- [Exercise details] Can you recast the data below as a JSON list of strings, one string per line with blank lines omitted, starting at the first line of the data and ending at the line that contains "Point <box>115 744 138 758</box>", both included?

- [Provided records]
• • • •

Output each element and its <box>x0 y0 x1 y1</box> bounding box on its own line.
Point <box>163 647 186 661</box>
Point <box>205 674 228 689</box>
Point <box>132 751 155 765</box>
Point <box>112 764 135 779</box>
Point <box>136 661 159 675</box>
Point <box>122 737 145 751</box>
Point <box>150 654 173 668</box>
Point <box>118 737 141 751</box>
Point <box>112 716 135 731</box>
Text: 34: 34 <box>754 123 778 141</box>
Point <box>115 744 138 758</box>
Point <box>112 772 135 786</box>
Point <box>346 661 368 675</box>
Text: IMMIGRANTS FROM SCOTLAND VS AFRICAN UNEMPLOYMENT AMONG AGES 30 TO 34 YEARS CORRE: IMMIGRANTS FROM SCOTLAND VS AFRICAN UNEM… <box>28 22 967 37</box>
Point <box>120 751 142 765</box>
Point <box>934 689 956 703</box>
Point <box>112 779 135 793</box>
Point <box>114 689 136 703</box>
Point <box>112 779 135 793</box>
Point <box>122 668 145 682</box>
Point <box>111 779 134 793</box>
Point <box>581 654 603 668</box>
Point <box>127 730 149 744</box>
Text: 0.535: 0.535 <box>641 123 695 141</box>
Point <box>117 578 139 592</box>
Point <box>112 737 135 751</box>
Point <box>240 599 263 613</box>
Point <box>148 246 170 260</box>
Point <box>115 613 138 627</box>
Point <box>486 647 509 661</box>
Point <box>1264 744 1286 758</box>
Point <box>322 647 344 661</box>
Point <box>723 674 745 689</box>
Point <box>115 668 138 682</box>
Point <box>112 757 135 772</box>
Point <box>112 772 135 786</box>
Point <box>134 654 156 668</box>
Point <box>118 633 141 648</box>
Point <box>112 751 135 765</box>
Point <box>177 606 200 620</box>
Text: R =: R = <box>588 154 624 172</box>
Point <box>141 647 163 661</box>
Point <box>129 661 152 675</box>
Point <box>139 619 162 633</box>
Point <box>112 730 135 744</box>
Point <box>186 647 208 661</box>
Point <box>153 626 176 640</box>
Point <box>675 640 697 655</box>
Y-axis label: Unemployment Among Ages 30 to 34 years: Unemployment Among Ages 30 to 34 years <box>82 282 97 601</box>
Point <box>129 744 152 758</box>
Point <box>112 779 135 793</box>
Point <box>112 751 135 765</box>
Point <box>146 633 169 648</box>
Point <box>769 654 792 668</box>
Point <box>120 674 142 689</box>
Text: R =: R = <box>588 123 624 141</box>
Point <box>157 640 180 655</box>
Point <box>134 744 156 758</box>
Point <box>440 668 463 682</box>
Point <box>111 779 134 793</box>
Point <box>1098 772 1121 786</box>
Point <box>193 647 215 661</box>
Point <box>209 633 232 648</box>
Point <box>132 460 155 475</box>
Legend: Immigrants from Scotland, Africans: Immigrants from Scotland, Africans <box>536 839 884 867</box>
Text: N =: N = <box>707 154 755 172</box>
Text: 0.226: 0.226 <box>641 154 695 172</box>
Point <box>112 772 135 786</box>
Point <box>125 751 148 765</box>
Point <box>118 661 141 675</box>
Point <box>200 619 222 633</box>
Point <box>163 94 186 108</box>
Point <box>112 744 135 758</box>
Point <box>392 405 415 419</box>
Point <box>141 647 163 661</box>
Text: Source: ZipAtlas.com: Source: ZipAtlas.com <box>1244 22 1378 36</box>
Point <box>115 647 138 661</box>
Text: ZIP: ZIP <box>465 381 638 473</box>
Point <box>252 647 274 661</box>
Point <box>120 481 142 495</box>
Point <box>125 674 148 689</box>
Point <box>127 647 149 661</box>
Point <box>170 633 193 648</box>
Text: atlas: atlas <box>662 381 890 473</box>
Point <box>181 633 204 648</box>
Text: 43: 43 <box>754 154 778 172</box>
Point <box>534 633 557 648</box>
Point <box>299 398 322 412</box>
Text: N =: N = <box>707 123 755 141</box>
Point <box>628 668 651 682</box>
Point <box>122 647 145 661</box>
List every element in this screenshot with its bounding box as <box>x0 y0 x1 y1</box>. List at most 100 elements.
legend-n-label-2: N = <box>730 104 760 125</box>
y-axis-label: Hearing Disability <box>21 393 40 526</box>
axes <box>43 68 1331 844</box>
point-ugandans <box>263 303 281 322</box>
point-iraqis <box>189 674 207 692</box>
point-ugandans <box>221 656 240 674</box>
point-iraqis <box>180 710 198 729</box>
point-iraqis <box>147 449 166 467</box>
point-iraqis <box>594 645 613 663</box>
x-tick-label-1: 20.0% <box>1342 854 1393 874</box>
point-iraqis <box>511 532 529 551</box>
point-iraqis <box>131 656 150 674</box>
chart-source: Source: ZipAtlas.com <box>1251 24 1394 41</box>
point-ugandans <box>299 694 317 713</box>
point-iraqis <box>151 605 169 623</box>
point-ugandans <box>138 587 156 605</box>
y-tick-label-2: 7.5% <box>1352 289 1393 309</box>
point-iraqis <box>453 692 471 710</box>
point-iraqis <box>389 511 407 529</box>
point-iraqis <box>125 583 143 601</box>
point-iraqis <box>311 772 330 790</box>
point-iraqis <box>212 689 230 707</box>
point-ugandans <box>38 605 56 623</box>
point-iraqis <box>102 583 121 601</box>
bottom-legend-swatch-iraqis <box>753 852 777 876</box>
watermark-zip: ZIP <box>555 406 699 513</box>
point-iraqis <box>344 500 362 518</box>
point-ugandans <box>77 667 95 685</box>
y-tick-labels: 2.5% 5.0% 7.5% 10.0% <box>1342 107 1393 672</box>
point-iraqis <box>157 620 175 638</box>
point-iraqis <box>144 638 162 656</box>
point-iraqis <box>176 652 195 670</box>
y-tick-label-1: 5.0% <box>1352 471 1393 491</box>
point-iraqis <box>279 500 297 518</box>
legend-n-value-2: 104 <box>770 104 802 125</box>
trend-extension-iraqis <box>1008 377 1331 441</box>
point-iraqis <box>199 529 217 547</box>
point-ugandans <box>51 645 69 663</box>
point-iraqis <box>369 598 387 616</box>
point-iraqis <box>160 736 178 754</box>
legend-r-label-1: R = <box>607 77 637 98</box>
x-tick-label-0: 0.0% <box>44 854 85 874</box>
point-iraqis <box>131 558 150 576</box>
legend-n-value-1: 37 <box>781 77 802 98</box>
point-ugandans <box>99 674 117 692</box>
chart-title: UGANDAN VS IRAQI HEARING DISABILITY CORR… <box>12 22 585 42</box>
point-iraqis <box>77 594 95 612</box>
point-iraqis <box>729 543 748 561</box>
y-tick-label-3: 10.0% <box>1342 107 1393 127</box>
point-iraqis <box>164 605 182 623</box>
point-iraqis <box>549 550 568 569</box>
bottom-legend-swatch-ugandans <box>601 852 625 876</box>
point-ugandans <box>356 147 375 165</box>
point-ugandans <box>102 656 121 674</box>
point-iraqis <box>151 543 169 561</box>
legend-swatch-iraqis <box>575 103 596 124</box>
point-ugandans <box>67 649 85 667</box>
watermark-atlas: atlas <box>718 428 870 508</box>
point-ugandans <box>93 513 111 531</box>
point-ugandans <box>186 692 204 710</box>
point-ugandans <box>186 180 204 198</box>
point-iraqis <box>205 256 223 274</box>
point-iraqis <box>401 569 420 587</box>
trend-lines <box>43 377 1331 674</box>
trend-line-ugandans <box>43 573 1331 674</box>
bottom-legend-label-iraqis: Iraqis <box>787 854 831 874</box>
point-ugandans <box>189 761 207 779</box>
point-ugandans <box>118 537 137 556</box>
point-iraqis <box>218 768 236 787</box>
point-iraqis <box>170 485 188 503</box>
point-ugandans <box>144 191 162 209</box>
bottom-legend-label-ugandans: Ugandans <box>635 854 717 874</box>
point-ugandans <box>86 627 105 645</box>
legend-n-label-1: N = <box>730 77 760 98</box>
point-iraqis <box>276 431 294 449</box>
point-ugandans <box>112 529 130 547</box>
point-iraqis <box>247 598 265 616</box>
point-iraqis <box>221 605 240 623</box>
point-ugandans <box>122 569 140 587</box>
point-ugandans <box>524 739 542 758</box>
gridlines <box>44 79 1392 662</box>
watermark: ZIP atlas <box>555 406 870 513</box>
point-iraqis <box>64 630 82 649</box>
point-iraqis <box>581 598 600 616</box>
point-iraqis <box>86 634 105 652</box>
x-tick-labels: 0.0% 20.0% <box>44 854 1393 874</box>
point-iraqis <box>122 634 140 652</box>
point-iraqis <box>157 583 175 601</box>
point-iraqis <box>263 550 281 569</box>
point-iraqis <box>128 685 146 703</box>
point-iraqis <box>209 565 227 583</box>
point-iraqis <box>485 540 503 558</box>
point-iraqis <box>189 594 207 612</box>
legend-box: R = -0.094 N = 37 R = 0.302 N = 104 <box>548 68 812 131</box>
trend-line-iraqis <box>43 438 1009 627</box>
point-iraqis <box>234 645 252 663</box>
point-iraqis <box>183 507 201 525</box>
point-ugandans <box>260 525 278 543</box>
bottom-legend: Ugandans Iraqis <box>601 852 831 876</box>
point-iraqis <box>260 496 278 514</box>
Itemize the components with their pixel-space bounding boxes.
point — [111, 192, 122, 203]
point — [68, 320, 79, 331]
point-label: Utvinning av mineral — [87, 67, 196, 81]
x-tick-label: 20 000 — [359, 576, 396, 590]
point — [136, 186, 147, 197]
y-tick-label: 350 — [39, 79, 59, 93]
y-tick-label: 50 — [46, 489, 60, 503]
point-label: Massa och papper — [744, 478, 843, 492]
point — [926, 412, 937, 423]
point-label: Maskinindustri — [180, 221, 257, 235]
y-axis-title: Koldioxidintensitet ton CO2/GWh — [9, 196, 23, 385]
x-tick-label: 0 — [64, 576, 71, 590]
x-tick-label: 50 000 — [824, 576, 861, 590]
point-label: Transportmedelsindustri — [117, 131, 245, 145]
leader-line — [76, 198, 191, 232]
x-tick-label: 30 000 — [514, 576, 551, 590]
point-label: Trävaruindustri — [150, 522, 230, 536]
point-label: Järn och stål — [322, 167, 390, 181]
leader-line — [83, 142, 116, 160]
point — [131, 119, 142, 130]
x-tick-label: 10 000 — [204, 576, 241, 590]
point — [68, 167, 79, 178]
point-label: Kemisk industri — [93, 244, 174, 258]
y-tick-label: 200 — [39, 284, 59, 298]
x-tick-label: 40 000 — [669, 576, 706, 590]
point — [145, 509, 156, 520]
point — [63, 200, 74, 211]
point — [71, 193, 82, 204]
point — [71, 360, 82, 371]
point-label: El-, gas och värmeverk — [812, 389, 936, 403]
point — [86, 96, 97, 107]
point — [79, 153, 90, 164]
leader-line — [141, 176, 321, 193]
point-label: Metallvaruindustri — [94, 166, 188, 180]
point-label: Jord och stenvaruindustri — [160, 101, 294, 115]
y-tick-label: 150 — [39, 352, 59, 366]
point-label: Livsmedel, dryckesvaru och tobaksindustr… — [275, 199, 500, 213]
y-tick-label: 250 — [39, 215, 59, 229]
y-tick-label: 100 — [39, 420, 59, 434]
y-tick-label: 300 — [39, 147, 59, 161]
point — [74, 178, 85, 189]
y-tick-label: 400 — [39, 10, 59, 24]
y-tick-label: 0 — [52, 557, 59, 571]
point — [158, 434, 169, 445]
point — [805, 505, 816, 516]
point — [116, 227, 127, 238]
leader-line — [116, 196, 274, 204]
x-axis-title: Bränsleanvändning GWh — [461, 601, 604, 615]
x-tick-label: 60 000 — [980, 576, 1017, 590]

• • • •

- [Output]
[
  "Output each element and its <box>x0 y0 x1 y1</box> bounding box on its own line.",
  "Point <box>163 647 186 661</box>",
  "Point <box>205 674 228 689</box>",
  "Point <box>132 751 155 765</box>",
  "Point <box>112 764 135 779</box>",
  "Point <box>136 661 159 675</box>",
  "Point <box>122 737 145 751</box>",
  "Point <box>150 654 173 668</box>",
  "Point <box>118 737 141 751</box>",
  "Point <box>112 716 135 731</box>",
  "Text: 34: 34 <box>754 123 778 141</box>",
  "Point <box>115 744 138 758</box>"
]